(Collected data entries)
== == ==

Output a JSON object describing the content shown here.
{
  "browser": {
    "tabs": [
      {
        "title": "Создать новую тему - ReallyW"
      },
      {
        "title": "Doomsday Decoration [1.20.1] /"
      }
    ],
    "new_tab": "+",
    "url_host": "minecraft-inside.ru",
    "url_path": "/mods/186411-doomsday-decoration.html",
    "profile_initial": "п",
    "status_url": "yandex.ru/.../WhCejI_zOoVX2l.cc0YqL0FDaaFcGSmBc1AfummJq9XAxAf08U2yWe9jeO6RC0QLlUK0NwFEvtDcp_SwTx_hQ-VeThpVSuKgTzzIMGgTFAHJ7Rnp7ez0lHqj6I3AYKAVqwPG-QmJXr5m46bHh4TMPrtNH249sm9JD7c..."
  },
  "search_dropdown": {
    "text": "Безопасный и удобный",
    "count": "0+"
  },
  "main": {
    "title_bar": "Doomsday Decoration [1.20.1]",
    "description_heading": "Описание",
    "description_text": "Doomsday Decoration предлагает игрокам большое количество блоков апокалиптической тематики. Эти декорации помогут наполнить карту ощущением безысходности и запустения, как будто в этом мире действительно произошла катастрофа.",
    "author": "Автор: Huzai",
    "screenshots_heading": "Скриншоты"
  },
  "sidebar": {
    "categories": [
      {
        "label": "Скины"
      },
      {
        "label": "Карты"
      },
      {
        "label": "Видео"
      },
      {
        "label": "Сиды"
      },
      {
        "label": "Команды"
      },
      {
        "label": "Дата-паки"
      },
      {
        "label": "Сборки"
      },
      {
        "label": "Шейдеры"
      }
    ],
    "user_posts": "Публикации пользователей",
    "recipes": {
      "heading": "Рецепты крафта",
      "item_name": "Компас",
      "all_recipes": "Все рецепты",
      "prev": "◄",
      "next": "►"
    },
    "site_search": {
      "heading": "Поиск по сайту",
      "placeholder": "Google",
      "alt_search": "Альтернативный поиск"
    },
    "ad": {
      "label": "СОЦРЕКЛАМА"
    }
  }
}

== == ==

Exactly as written above, please repeat the entries.

* **Correct response**:
Output a JSON object describing the content shown here.
{
  "browser": {
    "tabs": [
      {
        "title": "Создать новую тему - ReallyW"
      },
      {
        "title": "Doomsday Decoration [1.20.1] /"
      }
    ],
    "new_tab": "+",
    "url_host": "minecraft-inside.ru",
    "url_path": "/mods/186411-doomsday-decoration.html",
    "profile_initial": "п",
    "status_url": "yandex.ru/.../WhCejI_zOoVX2l.cc0YqL0FDaaFcGSmBc1AfummJq9XAxAf08U2yWe9jeO6RC0QLlUK0NwFEvtDcp_SwTx_hQ-VeThpVSuKgTzzIMGgTFAHJ7Rnp7ez0lHqj6I3AYKAVqwPG-QmJXr5m46bHh4TMPrtNH249sm9JD7c..."
  },
  "search_dropdown": {
    "text": "Безопасный и удобный",
    "count": "0+"
  },
  "main": {
    "title_bar": "Doomsday Decoration [1.20.1]",
    "description_heading": "Описание",
    "description_text": "Doomsday Decoration предлагает игрокам большое количество блоков апокалиптической тематики. Эти декорации помогут наполнить карту ощущением безысходности и запустения, как будто в этом мире действительно произошла катастрофа.",
    "author": "Автор: Huzai",
    "screenshots_heading": "Скриншоты"
  },
  "sidebar": {
    "categories": [
      {
        "label": "Скины"
      },
      {
        "label": "Карты"
      },
      {
        "label": "Видео"
      },
      {
        "label": "Сиды"
      },
      {
        "label": "Команды"
      },
      {
        "label": "Дата-паки"
      },
      {
        "label": "Сборки"
      },
      {
        "label": "Шейдеры"
      }
    ],
    "user_posts": "Публикации пользователей",
    "recipes": {
      "heading": "Рецепты крафта",
      "item_name": "Компас",
      "all_recipes": "Все рецепты",
      "prev": "◄",
      "next": "►"
    },
    "site_search": {
      "heading": "Поиск по сайту",
      "placeholder": "Google",
      "alt_search": "Альтернативный поиск"
    },
    "ad": {
      "label": "СОЦРЕКЛАМА"
    }
  }
}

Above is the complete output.